-- Given request --
Write out all of the entries exactly as given.

-- Exercise data --
§

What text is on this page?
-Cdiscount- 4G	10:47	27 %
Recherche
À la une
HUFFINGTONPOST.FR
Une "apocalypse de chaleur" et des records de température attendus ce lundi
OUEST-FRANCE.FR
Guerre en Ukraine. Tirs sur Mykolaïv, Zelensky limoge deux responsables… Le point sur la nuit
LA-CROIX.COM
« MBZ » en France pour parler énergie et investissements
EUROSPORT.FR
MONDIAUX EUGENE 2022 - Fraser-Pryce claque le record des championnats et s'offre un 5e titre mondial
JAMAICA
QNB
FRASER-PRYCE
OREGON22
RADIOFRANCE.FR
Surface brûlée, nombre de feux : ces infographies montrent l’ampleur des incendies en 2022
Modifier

§

-- Answer to the problem --
What text is on this page?
-Cdiscount- 4G	10:47	27 %
Recherche
À la une
HUFFINGTONPOST.FR
Une "apocalypse de chaleur" et des records de température attendus ce lundi
OUEST-FRANCE.FR
Guerre en Ukraine. Tirs sur Mykolaïv, Zelensky limoge deux responsables… Le point sur la nuit
LA-CROIX.COM
« MBZ » en France pour parler énergie et investissements
EUROSPORT.FR
MONDIAUX EUGENE 2022 - Fraser-Pryce claque le record des championnats et s'offre un 5e titre mondial
JAMAICA
QNB
FRASER-PRYCE
OREGON22
RADIOFRANCE.FR
Surface brûlée, nombre de feux : ces infographies montrent l’ampleur des incendies en 2022
Modifier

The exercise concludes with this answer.